Gather all lines with "reactance" from the records.

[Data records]
○ ○ ○ ○

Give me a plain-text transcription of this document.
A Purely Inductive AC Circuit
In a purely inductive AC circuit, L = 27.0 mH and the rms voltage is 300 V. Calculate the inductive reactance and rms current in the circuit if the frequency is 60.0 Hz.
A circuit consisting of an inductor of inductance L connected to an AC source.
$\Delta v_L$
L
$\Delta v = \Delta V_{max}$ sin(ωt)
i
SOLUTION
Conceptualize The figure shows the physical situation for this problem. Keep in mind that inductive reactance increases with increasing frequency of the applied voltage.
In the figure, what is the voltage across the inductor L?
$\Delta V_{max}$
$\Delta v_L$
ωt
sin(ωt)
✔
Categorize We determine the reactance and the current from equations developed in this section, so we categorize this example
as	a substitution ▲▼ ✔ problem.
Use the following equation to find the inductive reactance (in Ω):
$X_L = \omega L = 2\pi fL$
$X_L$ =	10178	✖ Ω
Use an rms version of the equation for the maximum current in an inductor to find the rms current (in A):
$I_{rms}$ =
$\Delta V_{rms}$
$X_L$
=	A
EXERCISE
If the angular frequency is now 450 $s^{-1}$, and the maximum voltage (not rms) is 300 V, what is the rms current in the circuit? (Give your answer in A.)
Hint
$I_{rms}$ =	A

○ ○ ○ ○

Completed task:
In a purely inductive AC circuit, L = 27.0 mH and the rms voltage is 300 V. Calculate the inductive reactance and rms current in the circuit if the frequency is 60.0 Hz.
Conceptualize The figure shows the physical situation for this problem. Keep in mind that inductive reactance increases with increasing frequency of the applied voltage.
Categorize We determine the reactance and the current from equations developed in this section, so we categorize this example
Use the following equation to find the inductive reactance (in Ω):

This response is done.